EXERCISE BRIEF
Rewrite the data as a JSON list of strings with one string per line, leaving out blank lines. Begin at the first line of the data and stop after the line that contains "expand-full-text-link[interactable]: 展开全文 ⌄".

DATA SUPPLIED
--- --- ---
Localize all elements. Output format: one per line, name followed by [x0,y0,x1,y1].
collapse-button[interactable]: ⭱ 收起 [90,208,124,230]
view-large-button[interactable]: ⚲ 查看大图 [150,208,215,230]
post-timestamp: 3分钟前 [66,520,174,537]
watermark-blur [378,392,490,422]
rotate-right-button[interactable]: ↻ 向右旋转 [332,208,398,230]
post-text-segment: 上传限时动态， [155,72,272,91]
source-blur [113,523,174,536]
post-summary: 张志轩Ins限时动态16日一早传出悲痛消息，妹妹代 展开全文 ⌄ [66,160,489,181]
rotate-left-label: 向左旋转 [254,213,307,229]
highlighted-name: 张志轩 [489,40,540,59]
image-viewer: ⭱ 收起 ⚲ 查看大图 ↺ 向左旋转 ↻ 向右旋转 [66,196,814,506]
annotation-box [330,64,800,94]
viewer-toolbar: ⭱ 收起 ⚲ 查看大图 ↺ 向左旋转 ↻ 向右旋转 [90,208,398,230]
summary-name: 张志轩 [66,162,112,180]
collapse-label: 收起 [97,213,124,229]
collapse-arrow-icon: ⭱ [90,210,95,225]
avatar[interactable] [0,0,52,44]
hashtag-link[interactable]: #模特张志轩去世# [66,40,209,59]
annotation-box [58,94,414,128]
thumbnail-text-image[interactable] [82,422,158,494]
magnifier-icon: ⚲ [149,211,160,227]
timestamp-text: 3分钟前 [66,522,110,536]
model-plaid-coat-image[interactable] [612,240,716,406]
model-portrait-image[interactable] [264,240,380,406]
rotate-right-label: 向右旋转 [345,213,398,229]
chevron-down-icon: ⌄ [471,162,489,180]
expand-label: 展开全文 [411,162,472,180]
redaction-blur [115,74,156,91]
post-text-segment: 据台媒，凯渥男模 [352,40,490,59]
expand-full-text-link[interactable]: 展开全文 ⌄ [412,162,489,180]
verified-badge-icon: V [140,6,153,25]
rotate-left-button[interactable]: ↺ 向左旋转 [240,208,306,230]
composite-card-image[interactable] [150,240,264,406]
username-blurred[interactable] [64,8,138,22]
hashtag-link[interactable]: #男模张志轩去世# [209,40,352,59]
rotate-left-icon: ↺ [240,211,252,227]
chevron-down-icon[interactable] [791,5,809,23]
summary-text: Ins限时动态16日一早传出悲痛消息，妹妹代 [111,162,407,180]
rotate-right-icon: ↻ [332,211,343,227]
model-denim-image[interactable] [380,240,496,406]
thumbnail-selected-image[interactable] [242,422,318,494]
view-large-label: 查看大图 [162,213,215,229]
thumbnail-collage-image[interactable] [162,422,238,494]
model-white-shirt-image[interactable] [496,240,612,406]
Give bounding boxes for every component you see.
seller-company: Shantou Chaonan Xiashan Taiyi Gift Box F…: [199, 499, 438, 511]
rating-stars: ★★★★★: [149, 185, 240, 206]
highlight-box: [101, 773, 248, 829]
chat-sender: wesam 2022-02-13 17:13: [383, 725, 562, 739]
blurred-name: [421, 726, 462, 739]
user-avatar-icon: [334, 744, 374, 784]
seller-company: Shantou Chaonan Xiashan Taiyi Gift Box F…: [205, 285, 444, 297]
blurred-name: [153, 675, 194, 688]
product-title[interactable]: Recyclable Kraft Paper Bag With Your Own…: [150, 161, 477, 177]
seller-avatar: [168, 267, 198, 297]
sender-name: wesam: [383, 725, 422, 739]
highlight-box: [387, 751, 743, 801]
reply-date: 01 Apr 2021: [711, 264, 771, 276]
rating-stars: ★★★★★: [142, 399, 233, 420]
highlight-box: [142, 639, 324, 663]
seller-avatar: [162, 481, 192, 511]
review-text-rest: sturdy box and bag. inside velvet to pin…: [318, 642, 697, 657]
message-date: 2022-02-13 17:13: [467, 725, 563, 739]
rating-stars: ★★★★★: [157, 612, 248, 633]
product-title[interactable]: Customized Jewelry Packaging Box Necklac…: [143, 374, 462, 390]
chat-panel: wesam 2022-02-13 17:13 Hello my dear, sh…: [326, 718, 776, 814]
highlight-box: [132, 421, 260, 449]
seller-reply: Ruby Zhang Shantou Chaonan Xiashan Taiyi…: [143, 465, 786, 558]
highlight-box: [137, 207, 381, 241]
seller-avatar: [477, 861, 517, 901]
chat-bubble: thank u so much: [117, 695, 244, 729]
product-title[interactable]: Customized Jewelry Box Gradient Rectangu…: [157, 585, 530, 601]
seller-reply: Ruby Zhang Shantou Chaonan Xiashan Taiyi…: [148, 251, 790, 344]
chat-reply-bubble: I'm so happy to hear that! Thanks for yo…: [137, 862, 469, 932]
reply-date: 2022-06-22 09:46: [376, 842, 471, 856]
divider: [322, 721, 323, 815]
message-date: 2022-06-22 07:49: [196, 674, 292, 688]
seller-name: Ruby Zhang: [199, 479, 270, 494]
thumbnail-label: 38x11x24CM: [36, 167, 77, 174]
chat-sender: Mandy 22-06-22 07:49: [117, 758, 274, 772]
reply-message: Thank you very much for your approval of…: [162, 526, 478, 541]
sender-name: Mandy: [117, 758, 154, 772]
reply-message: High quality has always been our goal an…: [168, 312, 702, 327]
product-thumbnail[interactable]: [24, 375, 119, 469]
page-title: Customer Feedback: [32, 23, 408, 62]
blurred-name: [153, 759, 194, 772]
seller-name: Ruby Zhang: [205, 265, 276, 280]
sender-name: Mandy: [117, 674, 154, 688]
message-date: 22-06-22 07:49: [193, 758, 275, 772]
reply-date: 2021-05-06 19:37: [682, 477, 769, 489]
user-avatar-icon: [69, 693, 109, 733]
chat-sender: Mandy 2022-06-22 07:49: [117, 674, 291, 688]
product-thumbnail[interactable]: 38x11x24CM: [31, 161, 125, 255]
--- --- ---
SOLVED PROBLEM
[
  "Localize all elements. Output format: one per line, name followed by [x0,y0,x1,y1].",
  "collapse-button[interactable]: ⭱ 收起 [90,208,124,230]",
  "view-large-button[interactable]: ⚲ 查看大图 [150,208,215,230]",
  "post-timestamp: 3分钟前 [66,520,174,537]",
  "watermark-blur [378,392,490,422]",
  "rotate-right-button[interactable]: ↻ 向右旋转 [332,208,398,230]",
  "post-text-segment: 上传限时动态， [155,72,272,91]",
  "source-blur [113,523,174,536]",
  "post-summary: 张志轩Ins限时动态16日一早传出悲痛消息，妹妹代 展开全文 ⌄ [66,160,489,181]",
  "rotate-left-label: 向左旋转 [254,213,307,229]",
  "highlighted-name: 张志轩 [489,40,540,59]",
  "image-viewer: ⭱ 收起 ⚲ 查看大图 ↺ 向左旋转 ↻ 向右旋转 [66,196,814,506]",
  "annotation-box [330,64,800,94]",
  "viewer-toolbar: ⭱ 收起 ⚲ 查看大图 ↺ 向左旋转 ↻ 向右旋转 [90,208,398,230]",
  "summary-name: 张志轩 [66,162,112,180]",
  "collapse-label: 收起 [97,213,124,229]",
  "collapse-arrow-icon: ⭱ [90,210,95,225]",
  "avatar[interactable] [0,0,52,44]",
  "hashtag-link[interactable]: #模特张志轩去世# [66,40,209,59]",
  "annotation-box [58,94,414,128]",
  "thumbnail-text-image[interactable] [82,422,158,494]",
  "magnifier-icon: ⚲ [149,211,160,227]",
  "timestamp-text: 3分钟前 [66,522,110,536]",
  "model-plaid-coat-image[interactable] [612,240,716,406]",
  "model-portrait-image[interactable] [264,240,380,406]",
  "rotate-right-label: 向右旋转 [345,213,398,229]",
  "chevron-down-icon: ⌄ [471,162,489,180]",
  "expand-label: 展开全文 [411,162,472,180]",
  "redaction-blur [115,74,156,91]",
  "post-text-segment: 据台媒，凯渥男模 [352,40,490,59]",
  "expand-full-text-link[interactable]: 展开全文 ⌄ [412,162,489,180]"
]